* Start DATASET RECORDS *
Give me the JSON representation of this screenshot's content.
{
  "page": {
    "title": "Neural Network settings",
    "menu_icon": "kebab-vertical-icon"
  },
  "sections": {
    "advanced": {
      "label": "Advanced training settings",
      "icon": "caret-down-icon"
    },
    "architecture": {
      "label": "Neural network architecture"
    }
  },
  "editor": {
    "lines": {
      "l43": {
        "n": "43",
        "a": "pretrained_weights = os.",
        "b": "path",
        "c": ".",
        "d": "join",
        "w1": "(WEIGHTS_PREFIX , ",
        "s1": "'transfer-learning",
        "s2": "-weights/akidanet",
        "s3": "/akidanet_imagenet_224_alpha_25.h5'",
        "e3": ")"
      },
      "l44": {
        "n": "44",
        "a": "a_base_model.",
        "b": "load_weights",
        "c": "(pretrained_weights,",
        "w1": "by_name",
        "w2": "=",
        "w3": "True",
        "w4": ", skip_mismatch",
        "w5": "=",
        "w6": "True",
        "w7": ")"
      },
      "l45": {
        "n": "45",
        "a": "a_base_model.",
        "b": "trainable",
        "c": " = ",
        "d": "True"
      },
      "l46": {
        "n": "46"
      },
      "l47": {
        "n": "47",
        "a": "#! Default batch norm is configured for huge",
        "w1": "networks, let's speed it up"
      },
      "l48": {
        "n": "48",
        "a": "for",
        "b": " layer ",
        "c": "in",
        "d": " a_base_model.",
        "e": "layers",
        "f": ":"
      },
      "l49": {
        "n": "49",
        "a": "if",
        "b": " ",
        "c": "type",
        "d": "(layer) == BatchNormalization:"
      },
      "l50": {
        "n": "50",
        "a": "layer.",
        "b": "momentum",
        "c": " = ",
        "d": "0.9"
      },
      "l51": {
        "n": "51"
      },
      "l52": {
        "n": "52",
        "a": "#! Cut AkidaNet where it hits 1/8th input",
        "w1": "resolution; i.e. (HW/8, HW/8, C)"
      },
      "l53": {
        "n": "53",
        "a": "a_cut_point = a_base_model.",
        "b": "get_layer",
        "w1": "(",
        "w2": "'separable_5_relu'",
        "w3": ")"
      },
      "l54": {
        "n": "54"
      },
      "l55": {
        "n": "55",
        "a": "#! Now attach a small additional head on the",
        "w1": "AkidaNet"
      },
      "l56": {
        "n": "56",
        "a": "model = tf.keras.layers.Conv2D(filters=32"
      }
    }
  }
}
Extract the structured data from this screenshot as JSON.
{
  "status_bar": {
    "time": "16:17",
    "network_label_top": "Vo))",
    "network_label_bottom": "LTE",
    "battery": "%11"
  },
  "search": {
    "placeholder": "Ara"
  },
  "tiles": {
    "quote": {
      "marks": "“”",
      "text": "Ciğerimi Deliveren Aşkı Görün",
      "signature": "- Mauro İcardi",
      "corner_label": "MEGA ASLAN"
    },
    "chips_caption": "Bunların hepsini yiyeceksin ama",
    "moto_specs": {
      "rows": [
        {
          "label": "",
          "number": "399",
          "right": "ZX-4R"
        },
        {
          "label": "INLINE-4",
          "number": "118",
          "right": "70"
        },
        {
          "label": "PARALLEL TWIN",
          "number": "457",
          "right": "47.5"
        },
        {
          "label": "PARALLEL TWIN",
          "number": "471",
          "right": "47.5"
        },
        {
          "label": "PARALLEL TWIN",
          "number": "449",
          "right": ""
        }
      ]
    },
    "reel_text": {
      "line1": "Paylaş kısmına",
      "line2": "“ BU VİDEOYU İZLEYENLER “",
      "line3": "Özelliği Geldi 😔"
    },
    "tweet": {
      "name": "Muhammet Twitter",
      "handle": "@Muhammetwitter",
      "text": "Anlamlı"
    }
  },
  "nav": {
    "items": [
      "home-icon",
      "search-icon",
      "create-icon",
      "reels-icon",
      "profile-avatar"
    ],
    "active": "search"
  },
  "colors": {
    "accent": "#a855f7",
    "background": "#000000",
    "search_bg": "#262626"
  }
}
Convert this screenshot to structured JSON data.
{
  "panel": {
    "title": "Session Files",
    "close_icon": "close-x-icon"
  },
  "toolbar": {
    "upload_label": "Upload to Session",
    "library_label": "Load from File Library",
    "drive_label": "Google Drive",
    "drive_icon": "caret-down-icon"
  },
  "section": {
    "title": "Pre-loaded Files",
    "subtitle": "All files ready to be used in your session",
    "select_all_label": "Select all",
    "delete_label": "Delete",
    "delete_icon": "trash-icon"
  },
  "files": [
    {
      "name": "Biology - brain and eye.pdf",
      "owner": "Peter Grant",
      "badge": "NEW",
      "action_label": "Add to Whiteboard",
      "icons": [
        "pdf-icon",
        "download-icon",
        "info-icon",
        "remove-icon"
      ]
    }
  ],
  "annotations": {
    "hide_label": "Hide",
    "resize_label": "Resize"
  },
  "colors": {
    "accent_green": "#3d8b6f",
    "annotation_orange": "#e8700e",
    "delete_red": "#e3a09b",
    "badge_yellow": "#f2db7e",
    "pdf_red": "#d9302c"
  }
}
* End DATASET RECORDS *
▶ SHORT TASK
Gather each line in the data that holds the string "layers".

▶ EXERCISE SOLUTION
        "e": "layers",
        "a": "model = tf.keras.layers.Conv2D(filters=32"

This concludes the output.